Directions for this task: Write the records out again exactly, leaving no images in.

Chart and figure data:
>> Start

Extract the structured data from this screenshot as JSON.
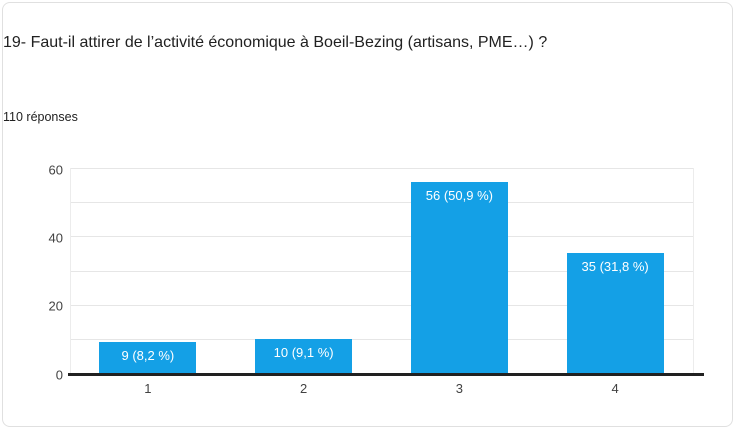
{
  "header": {
    "title": "19- Faut-il attirer de l’activité économique à Boeil-Bezing (artisans, PME…) ?",
    "responses_count": "110 réponses"
  },
  "chart_data": {
    "type": "bar",
    "title": "19- Faut-il attirer de l’activité économique à Boeil-Bezing (artisans, PME…) ?",
    "categories": [
      "1",
      "2",
      "3",
      "4"
    ],
    "values": [
      9,
      10,
      56,
      35
    ],
    "bar_labels": [
      "9 (8,2 %)",
      "10 (9,1 %)",
      "56 (50,9 %)",
      "35 (31,8 %)"
    ],
    "percentages": [
      8.2,
      9.1,
      50.9,
      31.8
    ],
    "total_responses": 110,
    "xlabel": "",
    "ylabel": "",
    "ylim": [
      0,
      60
    ],
    "yticks": [
      0,
      20,
      40,
      60
    ],
    "gridline_step": 10,
    "grid": true,
    "legend": "none",
    "bar_color": "#14a0e6",
    "bar_label_color": "#ffffff",
    "axis_line_color": "#212121",
    "gridline_color": "#e6e6e6",
    "tick_label_color": "#424242"
  }
}
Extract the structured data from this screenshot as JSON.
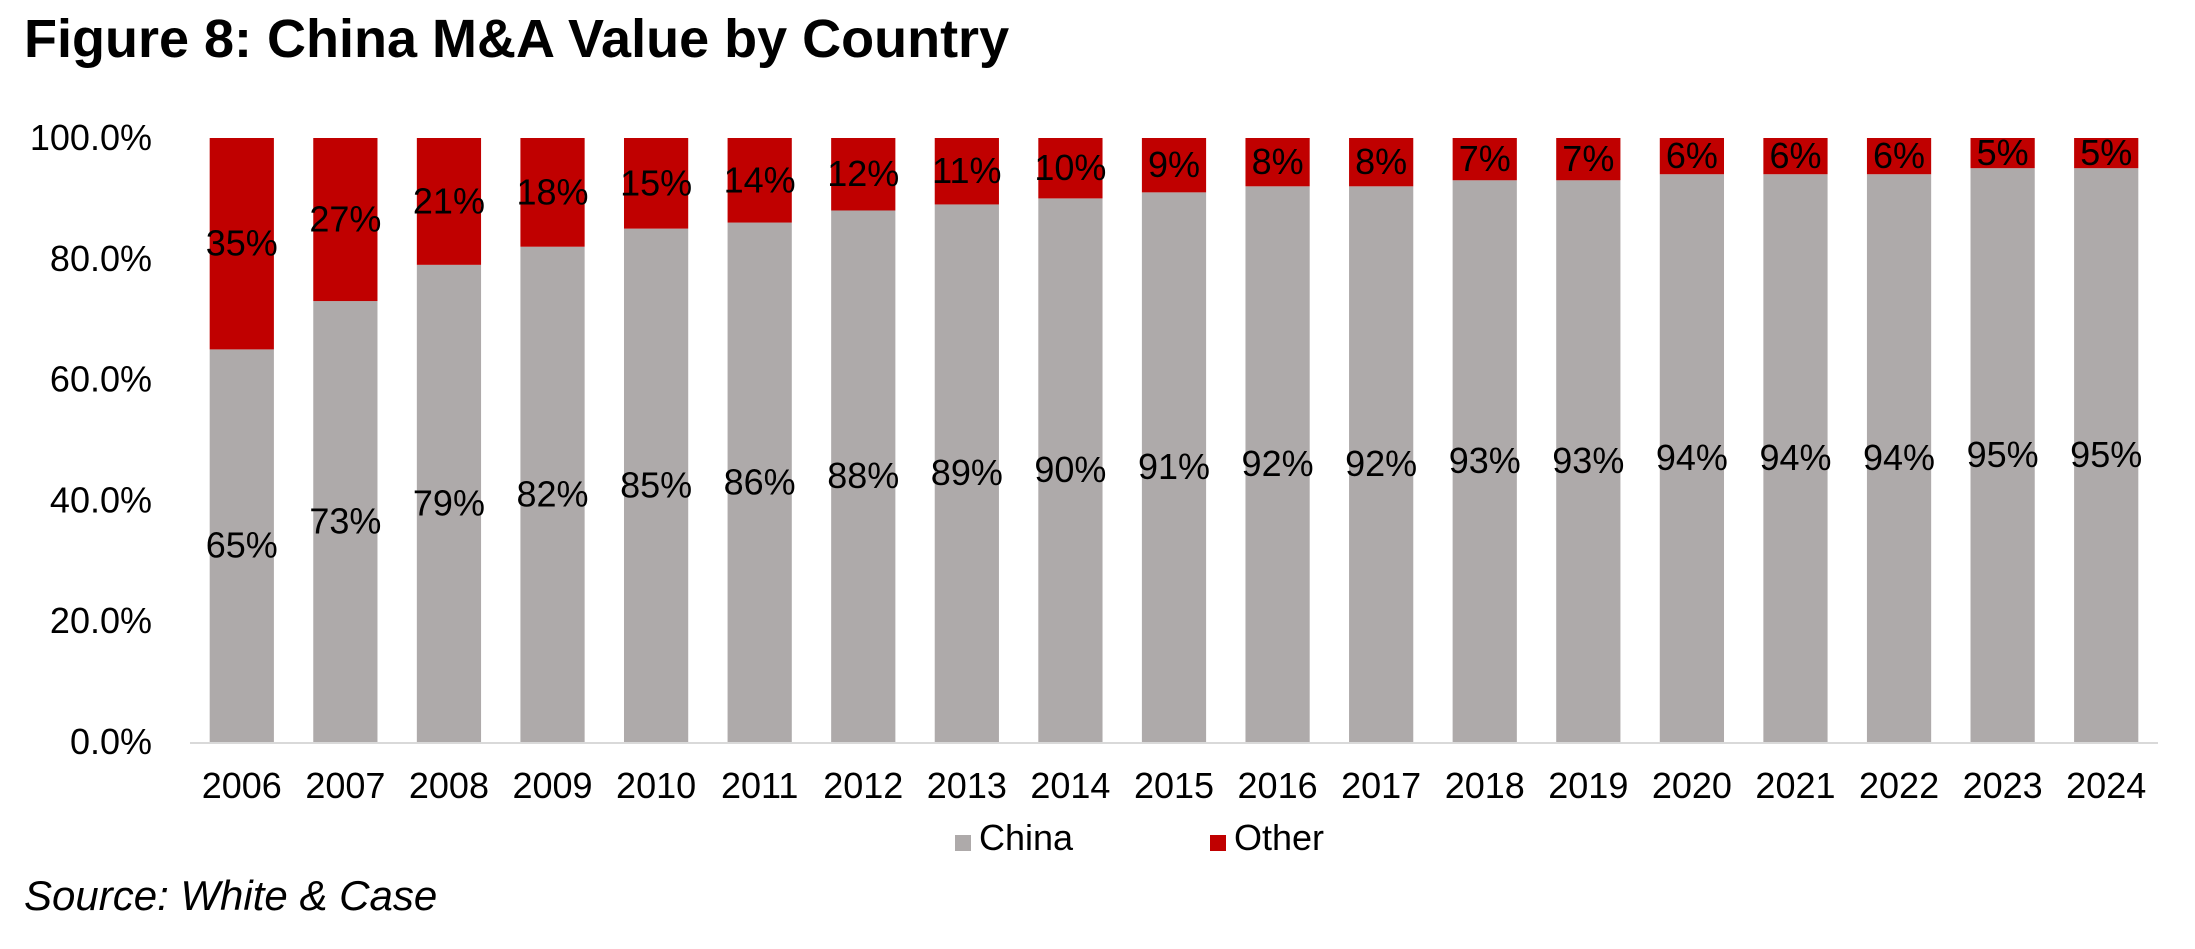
{
  "figure": {
    "title": "Figure 8: China M&A Value by Country",
    "source": "Source: White & Case"
  },
  "chart_data": {
    "type": "bar",
    "stacked": true,
    "percent": true,
    "categories": [
      "2006",
      "2007",
      "2008",
      "2009",
      "2010",
      "2011",
      "2012",
      "2013",
      "2014",
      "2015",
      "2016",
      "2017",
      "2018",
      "2019",
      "2020",
      "2021",
      "2022",
      "2023",
      "2024"
    ],
    "series": [
      {
        "name": "China",
        "color": "#AEAAAA",
        "values": [
          65,
          73,
          79,
          82,
          85,
          86,
          88,
          89,
          90,
          91,
          92,
          92,
          93,
          93,
          94,
          94,
          94,
          95,
          95
        ],
        "labels": [
          "65%",
          "73%",
          "79%",
          "82%",
          "85%",
          "86%",
          "88%",
          "89%",
          "90%",
          "91%",
          "92%",
          "92%",
          "93%",
          "93%",
          "94%",
          "94%",
          "94%",
          "95%",
          "95%"
        ]
      },
      {
        "name": "Other",
        "color": "#C00000",
        "values": [
          35,
          27,
          21,
          18,
          15,
          14,
          12,
          11,
          10,
          9,
          8,
          8,
          7,
          7,
          6,
          6,
          6,
          5,
          5
        ],
        "labels": [
          "35%",
          "27%",
          "21%",
          "18%",
          "15%",
          "14%",
          "12%",
          "11%",
          "10%",
          "9%",
          "8%",
          "8%",
          "7%",
          "7%",
          "6%",
          "6%",
          "6%",
          "5%",
          "5%"
        ]
      }
    ],
    "y_ticks": [
      "0.0%",
      "20.0%",
      "40.0%",
      "60.0%",
      "80.0%",
      "100.0%"
    ],
    "ylim": [
      0,
      100
    ],
    "xlabel": "",
    "ylabel": "",
    "grid": false,
    "legend_position": "bottom"
  }
}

>> End

Exercise result:
Extract the structured data from this screenshot as JSON.
{
  "header": {
    "title": "19- Faut-il attirer de l’activité économique à Boeil-Bezing (artisans, PME…) ?",
    "responses_count": "110 réponses"
  },
  "chart_data": {
    "type": "bar",
    "title": "19- Faut-il attirer de l’activité économique à Boeil-Bezing (artisans, PME…) ?",
    "categories": [
      "1",
      "2",
      "3",
      "4"
    ],
    "values": [
      9,
      10,
      56,
      35
    ],
    "bar_labels": [
      "9 (8,2 %)",
      "10 (9,1 %)",
      "56 (50,9 %)",
      "35 (31,8 %)"
    ],
    "percentages": [
      8.2,
      9.1,
      50.9,
      31.8
    ],
    "total_responses": 110,
    "xlabel": "",
    "ylabel": "",
    "ylim": [
      0,
      60
    ],
    "yticks": [
      0,
      20,
      40,
      60
    ],
    "gridline_step": 10,
    "grid": true,
    "legend": "none",
    "bar_color": "#14a0e6",
    "bar_label_color": "#ffffff",
    "axis_line_color": "#212121",
    "gridline_color": "#e6e6e6",
    "tick_label_color": "#424242"
  }
}
Extract the structured data from this screenshot as JSON.
{
  "figure": {
    "title": "Figure 8: China M&A Value by Country",
    "source": "Source: White & Case"
  },
  "chart_data": {
    "type": "bar",
    "stacked": true,
    "percent": true,
    "categories": [
      "2006",
      "2007",
      "2008",
      "2009",
      "2010",
      "2011",
      "2012",
      "2013",
      "2014",
      "2015",
      "2016",
      "2017",
      "2018",
      "2019",
      "2020",
      "2021",
      "2022",
      "2023",
      "2024"
    ],
    "series": [
      {
        "name": "China",
        "color": "#AEAAAA",
        "values": [
          65,
          73,
          79,
          82,
          85,
          86,
          88,
          89,
          90,
          91,
          92,
          92,
          93,
          93,
          94,
          94,
          94,
          95,
          95
        ],
        "labels": [
          "65%",
          "73%",
          "79%",
          "82%",
          "85%",
          "86%",
          "88%",
          "89%",
          "90%",
          "91%",
          "92%",
          "92%",
          "93%",
          "93%",
          "94%",
          "94%",
          "94%",
          "95%",
          "95%"
        ]
      },
      {
        "name": "Other",
        "color": "#C00000",
        "values": [
          35,
          27,
          21,
          18,
          15,
          14,
          12,
          11,
          10,
          9,
          8,
          8,
          7,
          7,
          6,
          6,
          6,
          5,
          5
        ],
        "labels": [
          "35%",
          "27%",
          "21%",
          "18%",
          "15%",
          "14%",
          "12%",
          "11%",
          "10%",
          "9%",
          "8%",
          "8%",
          "7%",
          "7%",
          "6%",
          "6%",
          "6%",
          "5%",
          "5%"
        ]
      }
    ],
    "y_ticks": [
      "0.0%",
      "20.0%",
      "40.0%",
      "60.0%",
      "80.0%",
      "100.0%"
    ],
    "ylim": [
      0,
      100
    ],
    "xlabel": "",
    "ylabel": "",
    "grid": false,
    "legend_position": "bottom"
  }
}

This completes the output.